Transcribe every entry word for word, but skip the images.

━━ Data provided ━━

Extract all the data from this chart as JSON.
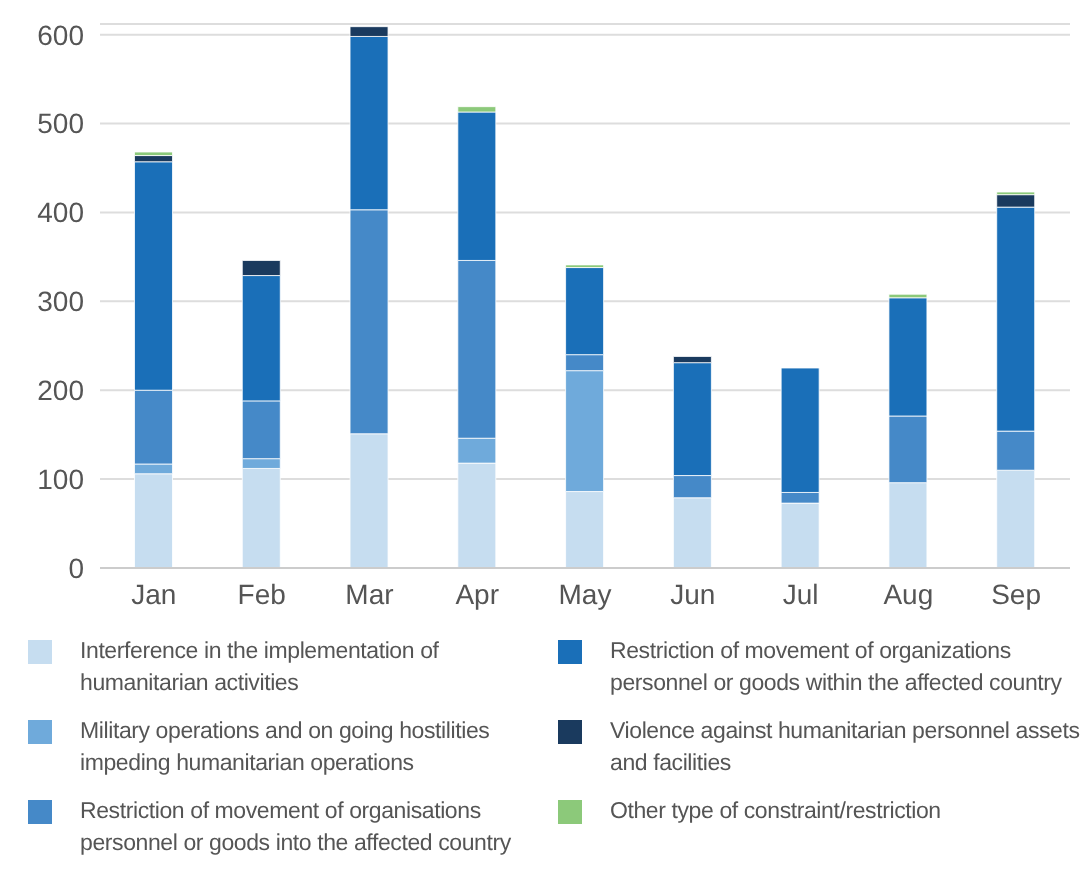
{
  "chart_data": {
    "type": "bar",
    "stacked": true,
    "categories": [
      "Jan",
      "Feb",
      "Mar",
      "Apr",
      "May",
      "Jun",
      "Jul",
      "Aug",
      "Sep"
    ],
    "series": [
      {
        "name": "Interference in the implementation of humanitarian activities",
        "color": "#c6ddf0",
        "values": [
          106,
          112,
          151,
          118,
          86,
          79,
          73,
          96,
          110
        ]
      },
      {
        "name": "Military operations and on going hostilities impeding humanitarian operations",
        "color": "#6faadb",
        "values": [
          11,
          11,
          0,
          28,
          136,
          0,
          0,
          0,
          0
        ]
      },
      {
        "name": "Restriction of movement of organisations personnel or goods into the affected country",
        "color": "#4589c8",
        "values": [
          83,
          65,
          252,
          200,
          18,
          25,
          12,
          75,
          44
        ]
      },
      {
        "name": "Restriction of movement of organizations personnel or goods within the affected country",
        "color": "#1a6fb8",
        "values": [
          257,
          141,
          195,
          167,
          98,
          127,
          140,
          133,
          252
        ]
      },
      {
        "name": "Violence against humanitarian personnel assets and facilities",
        "color": "#1a3a5e",
        "values": [
          7,
          17,
          11,
          0,
          0,
          7,
          0,
          0,
          14
        ]
      },
      {
        "name": "Other type of constraint/restriction",
        "color": "#8cc97a",
        "values": [
          4,
          0,
          0,
          6,
          3,
          0,
          0,
          4,
          3
        ]
      }
    ],
    "ylim": [
      0,
      612
    ],
    "yticks": [
      0,
      100,
      200,
      300,
      400,
      500,
      600
    ],
    "grid": "y",
    "legend": "bottom"
  }
}
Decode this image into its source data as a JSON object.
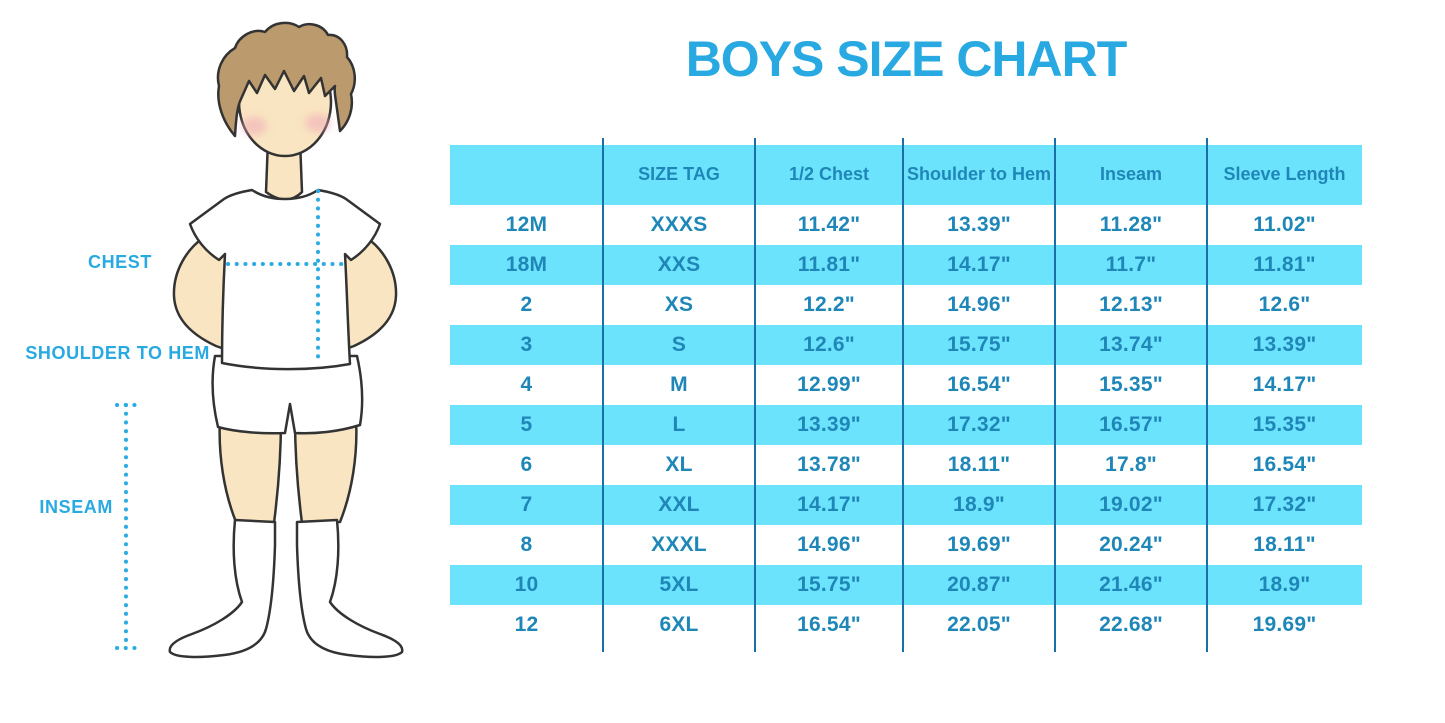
{
  "chart_data": {
    "type": "table",
    "title": "BOYS SIZE CHART",
    "columns": [
      "",
      "SIZE TAG",
      "1/2 Chest",
      "Shoulder to Hem",
      "Inseam",
      "Sleeve Length"
    ],
    "rows": [
      [
        "12M",
        "XXXS",
        "11.42\"",
        "13.39\"",
        "11.28\"",
        "11.02\""
      ],
      [
        "18M",
        "XXS",
        "11.81\"",
        "14.17\"",
        "11.7\"",
        "11.81\""
      ],
      [
        "2",
        "XS",
        "12.2\"",
        "14.96\"",
        "12.13\"",
        "12.6\""
      ],
      [
        "3",
        "S",
        "12.6\"",
        "15.75\"",
        "13.74\"",
        "13.39\""
      ],
      [
        "4",
        "M",
        "12.99\"",
        "16.54\"",
        "15.35\"",
        "14.17\""
      ],
      [
        "5",
        "L",
        "13.39\"",
        "17.32\"",
        "16.57\"",
        "15.35\""
      ],
      [
        "6",
        "XL",
        "13.78\"",
        "18.11\"",
        "17.8\"",
        "16.54\""
      ],
      [
        "7",
        "XXL",
        "14.17\"",
        "18.9\"",
        "19.02\"",
        "17.32\""
      ],
      [
        "8",
        "XXXL",
        "14.96\"",
        "19.69\"",
        "20.24\"",
        "18.11\""
      ],
      [
        "10",
        "5XL",
        "15.75\"",
        "20.87\"",
        "21.46\"",
        "18.9\""
      ],
      [
        "12",
        "6XL",
        "16.54\"",
        "22.05\"",
        "22.68\"",
        "19.69\""
      ]
    ],
    "row_striping": "white/cyan alternating, header cyan",
    "legend_position": "none",
    "grid": "vertical column dividers only"
  },
  "figure": {
    "labels": {
      "chest": "CHEST",
      "shoulder_to_hem": "SHOULDER TO HEM",
      "inseam": "INSEAM"
    }
  },
  "colors": {
    "title": "#29A9E1",
    "band": "#6CE3FC",
    "table_text": "#1F87B8",
    "divider": "#1B6FA8",
    "label": "#29A9E1",
    "dotted": "#2AACE3",
    "skin": "#F9E5C1",
    "hair": "#BB9A6E",
    "blush": "#F0A8BA",
    "outline": "#333333"
  }
}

━━━

§ Completed task:
Extract all the data from this chart as JSON.
{
  "chart_data": {
    "type": "bar",
    "stacked": true,
    "categories": [
      "Jan",
      "Feb",
      "Mar",
      "Apr",
      "May",
      "Jun",
      "Jul",
      "Aug",
      "Sep"
    ],
    "series": [
      {
        "name": "Interference in the implementation of humanitarian activities",
        "color": "#c6ddf0",
        "values": [
          106,
          112,
          151,
          118,
          86,
          79,
          73,
          96,
          110
        ]
      },
      {
        "name": "Military operations and on going hostilities impeding humanitarian operations",
        "color": "#6faadb",
        "values": [
          11,
          11,
          0,
          28,
          136,
          0,
          0,
          0,
          0
        ]
      },
      {
        "name": "Restriction of movement of organisations personnel or goods into the affected country",
        "color": "#4589c8",
        "values": [
          83,
          65,
          252,
          200,
          18,
          25,
          12,
          75,
          44
        ]
      },
      {
        "name": "Restriction of movement of organizations personnel or goods within the affected country",
        "color": "#1a6fb8",
        "values": [
          257,
          141,
          195,
          167,
          98,
          127,
          140,
          133,
          252
        ]
      },
      {
        "name": "Violence against humanitarian personnel assets and facilities",
        "color": "#1a3a5e",
        "values": [
          7,
          17,
          11,
          0,
          0,
          7,
          0,
          0,
          14
        ]
      },
      {
        "name": "Other type of constraint/restriction",
        "color": "#8cc97a",
        "values": [
          4,
          0,
          0,
          6,
          3,
          0,
          0,
          4,
          3
        ]
      }
    ],
    "ylim": [
      0,
      612
    ],
    "yticks": [
      0,
      100,
      200,
      300,
      400,
      500,
      600
    ],
    "grid": "y",
    "legend": "bottom"
  }
}
Decode this image into its source data as a JSON object.
{
  "chart_data": {
    "type": "table",
    "title": "BOYS SIZE CHART",
    "columns": [
      "",
      "SIZE TAG",
      "1/2 Chest",
      "Shoulder to Hem",
      "Inseam",
      "Sleeve Length"
    ],
    "rows": [
      [
        "12M",
        "XXXS",
        "11.42\"",
        "13.39\"",
        "11.28\"",
        "11.02\""
      ],
      [
        "18M",
        "XXS",
        "11.81\"",
        "14.17\"",
        "11.7\"",
        "11.81\""
      ],
      [
        "2",
        "XS",
        "12.2\"",
        "14.96\"",
        "12.13\"",
        "12.6\""
      ],
      [
        "3",
        "S",
        "12.6\"",
        "15.75\"",
        "13.74\"",
        "13.39\""
      ],
      [
        "4",
        "M",
        "12.99\"",
        "16.54\"",
        "15.35\"",
        "14.17\""
      ],
      [
        "5",
        "L",
        "13.39\"",
        "17.32\"",
        "16.57\"",
        "15.35\""
      ],
      [
        "6",
        "XL",
        "13.78\"",
        "18.11\"",
        "17.8\"",
        "16.54\""
      ],
      [
        "7",
        "XXL",
        "14.17\"",
        "18.9\"",
        "19.02\"",
        "17.32\""
      ],
      [
        "8",
        "XXXL",
        "14.96\"",
        "19.69\"",
        "20.24\"",
        "18.11\""
      ],
      [
        "10",
        "5XL",
        "15.75\"",
        "20.87\"",
        "21.46\"",
        "18.9\""
      ],
      [
        "12",
        "6XL",
        "16.54\"",
        "22.05\"",
        "22.68\"",
        "19.69\""
      ]
    ],
    "row_striping": "white/cyan alternating, header cyan",
    "legend_position": "none",
    "grid": "vertical column dividers only"
  },
  "figure": {
    "labels": {
      "chest": "CHEST",
      "shoulder_to_hem": "SHOULDER TO HEM",
      "inseam": "INSEAM"
    }
  },
  "colors": {
    "title": "#29A9E1",
    "band": "#6CE3FC",
    "table_text": "#1F87B8",
    "divider": "#1B6FA8",
    "label": "#29A9E1",
    "dotted": "#2AACE3",
    "skin": "#F9E5C1",
    "hair": "#BB9A6E",
    "blush": "#F0A8BA",
    "outline": "#333333"
  }
}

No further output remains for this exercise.